Copy the records from the first line up to and including the line with "slicer-item-2020[interactable]: 2020 xyxy=(37,271,119,293)", substituting "row-label" for "row-header" and changing nothing else.
☆ ☆ ☆
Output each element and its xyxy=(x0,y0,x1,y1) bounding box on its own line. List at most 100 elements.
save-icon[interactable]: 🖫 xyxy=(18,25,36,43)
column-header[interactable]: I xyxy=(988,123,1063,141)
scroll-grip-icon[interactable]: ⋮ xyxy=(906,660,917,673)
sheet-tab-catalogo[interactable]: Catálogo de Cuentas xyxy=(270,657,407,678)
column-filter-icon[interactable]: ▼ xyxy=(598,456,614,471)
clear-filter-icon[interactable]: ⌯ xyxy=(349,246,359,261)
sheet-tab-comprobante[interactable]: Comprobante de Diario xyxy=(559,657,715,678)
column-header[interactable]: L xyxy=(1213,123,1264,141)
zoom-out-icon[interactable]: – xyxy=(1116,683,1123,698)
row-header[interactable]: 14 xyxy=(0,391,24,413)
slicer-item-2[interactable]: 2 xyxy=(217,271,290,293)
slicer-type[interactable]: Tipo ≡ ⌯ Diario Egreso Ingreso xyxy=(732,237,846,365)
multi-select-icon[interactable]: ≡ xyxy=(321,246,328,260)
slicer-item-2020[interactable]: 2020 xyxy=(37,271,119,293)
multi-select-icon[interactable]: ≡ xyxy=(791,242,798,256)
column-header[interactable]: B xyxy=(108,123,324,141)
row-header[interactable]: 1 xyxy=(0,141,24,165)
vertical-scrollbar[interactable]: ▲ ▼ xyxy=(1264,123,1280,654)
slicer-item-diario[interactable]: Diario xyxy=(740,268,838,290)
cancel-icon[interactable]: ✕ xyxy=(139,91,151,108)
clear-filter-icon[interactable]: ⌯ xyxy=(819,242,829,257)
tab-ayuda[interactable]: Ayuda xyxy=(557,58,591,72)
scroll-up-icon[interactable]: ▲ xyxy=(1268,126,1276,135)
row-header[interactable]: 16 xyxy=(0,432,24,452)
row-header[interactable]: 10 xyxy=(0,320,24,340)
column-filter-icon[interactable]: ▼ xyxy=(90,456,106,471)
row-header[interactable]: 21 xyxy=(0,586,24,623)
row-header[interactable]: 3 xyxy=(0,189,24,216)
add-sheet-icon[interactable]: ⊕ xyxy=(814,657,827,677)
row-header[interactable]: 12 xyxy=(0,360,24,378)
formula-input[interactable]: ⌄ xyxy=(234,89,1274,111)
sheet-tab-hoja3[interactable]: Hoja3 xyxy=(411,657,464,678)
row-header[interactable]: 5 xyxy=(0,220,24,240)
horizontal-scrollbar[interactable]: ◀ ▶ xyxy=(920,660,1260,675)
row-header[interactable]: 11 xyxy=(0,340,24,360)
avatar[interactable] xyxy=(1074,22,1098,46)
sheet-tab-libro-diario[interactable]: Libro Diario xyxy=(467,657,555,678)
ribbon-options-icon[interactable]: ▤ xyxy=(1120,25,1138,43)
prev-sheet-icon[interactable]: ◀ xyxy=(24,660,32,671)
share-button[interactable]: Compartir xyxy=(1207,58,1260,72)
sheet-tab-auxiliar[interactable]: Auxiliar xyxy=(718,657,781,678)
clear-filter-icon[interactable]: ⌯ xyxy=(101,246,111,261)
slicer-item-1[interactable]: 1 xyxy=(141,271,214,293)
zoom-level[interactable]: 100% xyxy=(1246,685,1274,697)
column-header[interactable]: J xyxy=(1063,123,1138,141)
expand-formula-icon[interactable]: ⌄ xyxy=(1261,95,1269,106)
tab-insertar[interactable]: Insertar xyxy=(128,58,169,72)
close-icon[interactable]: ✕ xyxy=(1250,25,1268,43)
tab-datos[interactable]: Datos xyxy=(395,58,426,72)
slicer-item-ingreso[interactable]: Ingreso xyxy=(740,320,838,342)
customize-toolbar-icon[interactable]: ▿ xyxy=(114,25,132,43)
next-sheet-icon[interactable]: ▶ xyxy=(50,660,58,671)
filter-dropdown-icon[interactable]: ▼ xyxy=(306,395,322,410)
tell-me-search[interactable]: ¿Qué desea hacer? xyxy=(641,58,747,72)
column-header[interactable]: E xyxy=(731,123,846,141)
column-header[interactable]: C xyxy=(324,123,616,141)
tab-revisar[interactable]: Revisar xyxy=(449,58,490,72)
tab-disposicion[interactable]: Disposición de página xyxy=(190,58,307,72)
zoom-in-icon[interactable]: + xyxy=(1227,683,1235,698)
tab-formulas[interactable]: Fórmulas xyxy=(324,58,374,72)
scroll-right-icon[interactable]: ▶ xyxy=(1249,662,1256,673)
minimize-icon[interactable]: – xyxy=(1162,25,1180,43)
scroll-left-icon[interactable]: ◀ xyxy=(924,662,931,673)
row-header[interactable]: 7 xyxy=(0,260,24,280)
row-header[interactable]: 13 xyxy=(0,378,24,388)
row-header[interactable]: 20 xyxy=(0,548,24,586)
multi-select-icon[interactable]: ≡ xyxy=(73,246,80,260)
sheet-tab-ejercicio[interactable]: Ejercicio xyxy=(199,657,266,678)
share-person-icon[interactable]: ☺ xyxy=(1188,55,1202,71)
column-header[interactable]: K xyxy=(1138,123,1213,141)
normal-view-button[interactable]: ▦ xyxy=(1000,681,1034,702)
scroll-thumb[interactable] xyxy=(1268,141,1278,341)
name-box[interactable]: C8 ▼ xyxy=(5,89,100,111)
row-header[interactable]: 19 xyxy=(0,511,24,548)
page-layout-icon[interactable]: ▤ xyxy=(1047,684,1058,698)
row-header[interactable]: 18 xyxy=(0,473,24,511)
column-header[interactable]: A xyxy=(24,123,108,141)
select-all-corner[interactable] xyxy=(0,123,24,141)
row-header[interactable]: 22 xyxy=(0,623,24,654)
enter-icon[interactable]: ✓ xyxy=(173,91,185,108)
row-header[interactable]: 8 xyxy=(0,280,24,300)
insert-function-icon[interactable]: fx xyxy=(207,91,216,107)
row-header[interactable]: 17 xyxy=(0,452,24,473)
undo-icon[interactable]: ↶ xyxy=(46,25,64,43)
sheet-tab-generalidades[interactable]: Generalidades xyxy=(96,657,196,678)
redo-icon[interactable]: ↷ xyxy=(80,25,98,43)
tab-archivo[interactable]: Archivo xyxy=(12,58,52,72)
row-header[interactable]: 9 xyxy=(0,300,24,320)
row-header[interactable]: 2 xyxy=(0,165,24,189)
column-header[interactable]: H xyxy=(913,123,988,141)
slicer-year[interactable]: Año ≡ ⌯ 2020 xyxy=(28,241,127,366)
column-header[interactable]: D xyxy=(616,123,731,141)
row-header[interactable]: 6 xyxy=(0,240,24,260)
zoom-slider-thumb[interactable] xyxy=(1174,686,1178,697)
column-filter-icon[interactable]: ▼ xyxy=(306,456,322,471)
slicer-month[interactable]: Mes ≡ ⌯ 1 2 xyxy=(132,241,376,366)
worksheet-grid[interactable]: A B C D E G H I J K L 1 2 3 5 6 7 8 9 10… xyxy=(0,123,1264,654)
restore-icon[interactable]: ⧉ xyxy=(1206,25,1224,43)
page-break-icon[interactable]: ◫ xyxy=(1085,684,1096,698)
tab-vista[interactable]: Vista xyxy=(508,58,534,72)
☆ ☆ ☆
__Result__.
Output each element and its xyxy=(x0,y0,x1,y1) bounding box on its own line. List at most 100 elements.
save-icon[interactable]: 🖫 xyxy=(18,25,36,43)
column-header[interactable]: I xyxy=(988,123,1063,141)
scroll-grip-icon[interactable]: ⋮ xyxy=(906,660,917,673)
sheet-tab-catalogo[interactable]: Catálogo de Cuentas xyxy=(270,657,407,678)
column-filter-icon[interactable]: ▼ xyxy=(598,456,614,471)
clear-filter-icon[interactable]: ⌯ xyxy=(349,246,359,261)
sheet-tab-comprobante[interactable]: Comprobante de Diario xyxy=(559,657,715,678)
column-header[interactable]: L xyxy=(1213,123,1264,141)
zoom-out-icon[interactable]: – xyxy=(1116,683,1123,698)
row-label[interactable]: 14 xyxy=(0,391,24,413)
slicer-item-2[interactable]: 2 xyxy=(217,271,290,293)
slicer-type[interactable]: Tipo ≡ ⌯ Diario Egreso Ingreso xyxy=(732,237,846,365)
multi-select-icon[interactable]: ≡ xyxy=(321,246,328,260)
slicer-item-2020[interactable]: 2020 xyxy=(37,271,119,293)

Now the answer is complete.